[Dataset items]
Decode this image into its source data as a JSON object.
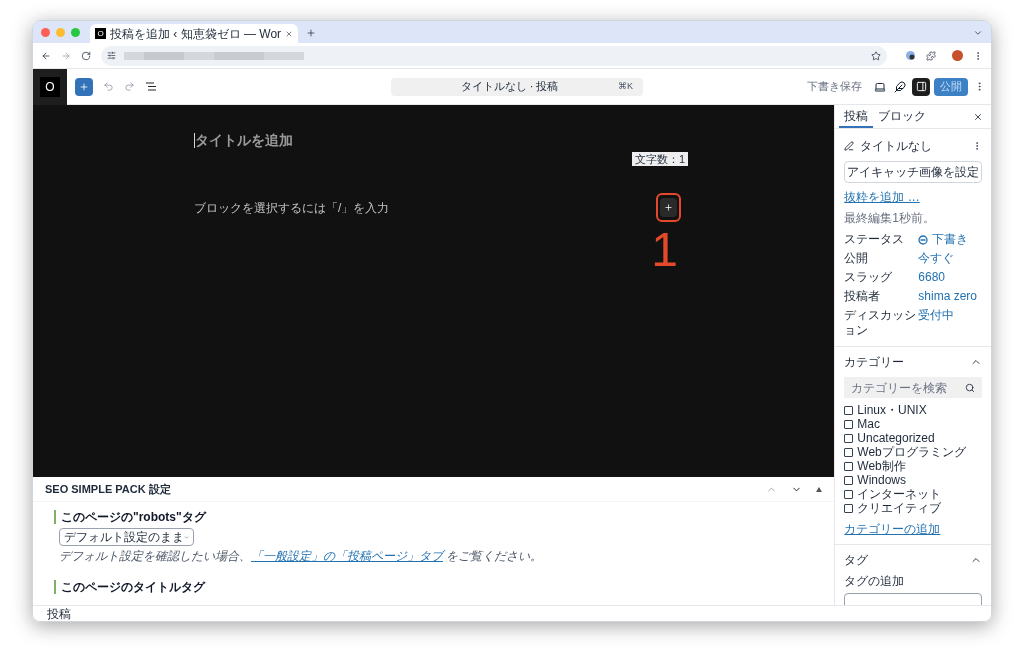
{
  "browser": {
    "tab": {
      "favicon": "O",
      "title": "投稿を追加 ‹ 知恵袋ゼロ — Wor",
      "selected": true
    }
  },
  "toolbar": {
    "logo": "O",
    "command_bar": {
      "title": "タイトルなし · 投稿",
      "shortcut": "⌘K"
    },
    "save_draft": "下書き保存",
    "publish": "公開",
    "sidebar_open": true
  },
  "editor": {
    "title_placeholder": "タイトルを追加",
    "word_count": "文字数：1",
    "block_placeholder": "ブロックを選択するには「/」を入力",
    "annotation": "1"
  },
  "sidebar": {
    "tabs": [
      {
        "label": "投稿",
        "selected": true
      },
      {
        "label": "ブロック",
        "selected": false
      }
    ],
    "post_title": "タイトルなし",
    "featured_image_button": "アイキャッチ画像を設定",
    "excerpt_link": "抜粋を追加 …",
    "last_edited": "最終編集1秒前。",
    "fields": [
      {
        "label": "ステータス",
        "value": "下書き",
        "kind": "status"
      },
      {
        "label": "公開",
        "value": "今すぐ",
        "kind": "link"
      },
      {
        "label": "スラッグ",
        "value": "6680",
        "kind": "link"
      },
      {
        "label": "投稿者",
        "value": "shima zero",
        "kind": "link"
      },
      {
        "label": "ディスカッション",
        "value": "受付中",
        "kind": "link"
      }
    ],
    "categories": {
      "title": "カテゴリー",
      "expanded": true,
      "search_placeholder": "カテゴリーを検索",
      "items": [
        {
          "label": "Linux・UNIX",
          "checked": false
        },
        {
          "label": "Mac",
          "checked": false
        },
        {
          "label": "Uncategorized",
          "checked": false
        },
        {
          "label": "Webプログラミング",
          "checked": false
        },
        {
          "label": "Web制作",
          "checked": false
        },
        {
          "label": "Windows",
          "checked": false
        },
        {
          "label": "インターネット",
          "checked": false
        },
        {
          "label": "クリエイティブ",
          "checked": false
        }
      ],
      "add_link": "カテゴリーの追加"
    },
    "tags": {
      "title": "タグ",
      "expanded": true,
      "input_label": "タグの追加"
    }
  },
  "seo_panel": {
    "title": "SEO SIMPLE PACK 設定",
    "robots_heading": "このページの\"robots\"タグ",
    "robots_select": "デフォルト設定のまま",
    "help_before": "デフォルト設定を確認したい場合、",
    "help_link": "「一般設定」の「投稿ページ」タブ",
    "help_after": " をご覧ください。",
    "title_heading": "このページのタイトルタグ"
  },
  "status_bar": "投稿"
}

WHAT YOU WILL DO:
Leave out the pictures and return every record word for word.

THE RESULT:
Decode this image into its source data as a JSON object.
{
  "browser": {
    "tab": {
      "favicon": "O",
      "title": "投稿を追加 ‹ 知恵袋ゼロ — Wor",
      "selected": true
    }
  },
  "toolbar": {
    "logo": "O",
    "command_bar": {
      "title": "タイトルなし · 投稿",
      "shortcut": "⌘K"
    },
    "save_draft": "下書き保存",
    "publish": "公開",
    "sidebar_open": true
  },
  "editor": {
    "title_placeholder": "タイトルを追加",
    "word_count": "文字数：1",
    "block_placeholder": "ブロックを選択するには「/」を入力",
    "annotation": "1"
  },
  "sidebar": {
    "tabs": [
      {
        "label": "投稿",
        "selected": true
      },
      {
        "label": "ブロック",
        "selected": false
      }
    ],
    "post_title": "タイトルなし",
    "featured_image_button": "アイキャッチ画像を設定",
    "excerpt_link": "抜粋を追加 …",
    "last_edited": "最終編集1秒前。",
    "fields": [
      {
        "label": "ステータス",
        "value": "下書き",
        "kind": "status"
      },
      {
        "label": "公開",
        "value": "今すぐ",
        "kind": "link"
      },
      {
        "label": "スラッグ",
        "value": "6680",
        "kind": "link"
      },
      {
        "label": "投稿者",
        "value": "shima zero",
        "kind": "link"
      },
      {
        "label": "ディスカッション",
        "value": "受付中",
        "kind": "link"
      }
    ],
    "categories": {
      "title": "カテゴリー",
      "expanded": true,
      "search_placeholder": "カテゴリーを検索",
      "items": [
        {
          "label": "Linux・UNIX",
          "checked": false
        },
        {
          "label": "Mac",
          "checked": false
        },
        {
          "label": "Uncategorized",
          "checked": false
        },
        {
          "label": "Webプログラミング",
          "checked": false
        },
        {
          "label": "Web制作",
          "checked": false
        },
        {
          "label": "Windows",
          "checked": false
        },
        {
          "label": "インターネット",
          "checked": false
        },
        {
          "label": "クリエイティブ",
          "checked": false
        }
      ],
      "add_link": "カテゴリーの追加"
    },
    "tags": {
      "title": "タグ",
      "expanded": true,
      "input_label": "タグの追加"
    }
  },
  "seo_panel": {
    "title": "SEO SIMPLE PACK 設定",
    "robots_heading": "このページの\"robots\"タグ",
    "robots_select": "デフォルト設定のまま",
    "help_before": "デフォルト設定を確認したい場合、",
    "help_link": "「一般設定」の「投稿ページ」タブ",
    "help_after": " をご覧ください。",
    "title_heading": "このページのタイトルタグ"
  },
  "status_bar": "投稿"
}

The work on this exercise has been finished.